Work to complete: Print every entry exactly as written.
____________
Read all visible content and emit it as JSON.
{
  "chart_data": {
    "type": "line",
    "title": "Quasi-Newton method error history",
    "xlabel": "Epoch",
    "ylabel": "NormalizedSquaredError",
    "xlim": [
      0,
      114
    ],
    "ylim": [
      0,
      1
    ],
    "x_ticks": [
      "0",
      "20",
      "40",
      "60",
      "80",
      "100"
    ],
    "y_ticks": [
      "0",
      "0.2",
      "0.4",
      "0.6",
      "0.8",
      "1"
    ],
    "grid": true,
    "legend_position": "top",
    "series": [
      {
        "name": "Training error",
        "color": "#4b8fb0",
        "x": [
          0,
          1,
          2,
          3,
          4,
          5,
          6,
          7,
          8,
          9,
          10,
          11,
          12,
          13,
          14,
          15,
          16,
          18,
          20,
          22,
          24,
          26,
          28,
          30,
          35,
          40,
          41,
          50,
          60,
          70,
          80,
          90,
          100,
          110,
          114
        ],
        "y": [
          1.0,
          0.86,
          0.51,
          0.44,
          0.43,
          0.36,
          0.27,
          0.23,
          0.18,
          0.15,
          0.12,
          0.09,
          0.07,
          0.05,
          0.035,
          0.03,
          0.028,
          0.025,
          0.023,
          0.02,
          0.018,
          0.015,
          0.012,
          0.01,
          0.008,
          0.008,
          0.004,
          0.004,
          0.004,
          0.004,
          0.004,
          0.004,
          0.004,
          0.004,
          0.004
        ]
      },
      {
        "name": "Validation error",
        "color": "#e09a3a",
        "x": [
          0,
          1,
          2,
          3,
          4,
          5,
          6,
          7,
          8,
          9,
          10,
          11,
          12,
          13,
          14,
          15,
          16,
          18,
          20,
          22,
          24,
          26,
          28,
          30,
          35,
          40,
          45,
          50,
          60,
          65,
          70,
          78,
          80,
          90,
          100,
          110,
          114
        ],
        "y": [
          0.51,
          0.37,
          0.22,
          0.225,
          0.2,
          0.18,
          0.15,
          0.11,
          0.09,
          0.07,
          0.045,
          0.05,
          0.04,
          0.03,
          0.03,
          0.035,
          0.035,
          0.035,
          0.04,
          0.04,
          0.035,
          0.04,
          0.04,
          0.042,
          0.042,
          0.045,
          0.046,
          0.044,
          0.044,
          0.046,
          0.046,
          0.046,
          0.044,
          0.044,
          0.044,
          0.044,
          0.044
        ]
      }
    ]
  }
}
____________
Correct response:
Read all visible content and emit it as JSON.
{
  "chart_data": {
    "type": "line",
    "title": "Quasi-Newton method error history",
    "xlabel": "Epoch",
    "ylabel": "NormalizedSquaredError",
    "xlim": [
      0,
      114
    ],
    "ylim": [
      0,
      1
    ],
    "x_ticks": [
      "0",
      "20",
      "40",
      "60",
      "80",
      "100"
    ],
    "y_ticks": [
      "0",
      "0.2",
      "0.4",
      "0.6",
      "0.8",
      "1"
    ],
    "grid": true,
    "legend_position": "top",
    "series": [
      {
        "name": "Training error",
        "color": "#4b8fb0",
        "x": [
          0,
          1,
          2,
          3,
          4,
          5,
          6,
          7,
          8,
          9,
          10,
          11,
          12,
          13,
          14,
          15,
          16,
          18,
          20,
          22,
          24,
          26,
          28,
          30,
          35,
          40,
          41,
          50,
          60,
          70,
          80,
          90,
          100,
          110,
          114
        ],
        "y": [
          1.0,
          0.86,
          0.51,
          0.44,
          0.43,
          0.36,
          0.27,
          0.23,
          0.18,
          0.15,
          0.12,
          0.09,
          0.07,
          0.05,
          0.035,
          0.03,
          0.028,
          0.025,
          0.023,
          0.02,
          0.018,
          0.015,
          0.012,
          0.01,
          0.008,
          0.008,
          0.004,
          0.004,
          0.004,
          0.004,
          0.004,
          0.004,
          0.004,
          0.004,
          0.004
        ]
      },
      {
        "name": "Validation error",
        "color": "#e09a3a",
        "x": [
          0,
          1,
          2,
          3,
          4,
          5,
          6,
          7,
          8,
          9,
          10,
          11,
          12,
          13,
          14,
          15,
          16,
          18,
          20,
          22,
          24,
          26,
          28,
          30,
          35,
          40,
          45,
          50,
          60,
          65,
          70,
          78,
          80,
          90,
          100,
          110,
          114
        ],
        "y": [
          0.51,
          0.37,
          0.22,
          0.225,
          0.2,
          0.18,
          0.15,
          0.11,
          0.09,
          0.07,
          0.045,
          0.05,
          0.04,
          0.03,
          0.03,
          0.035,
          0.035,
          0.035,
          0.04,
          0.04,
          0.035,
          0.04,
          0.04,
          0.042,
          0.042,
          0.045,
          0.046,
          0.044,
          0.044,
          0.046,
          0.046,
          0.046,
          0.044,
          0.044,
          0.044,
          0.044,
          0.044
        ]
      }
    ]
  }
}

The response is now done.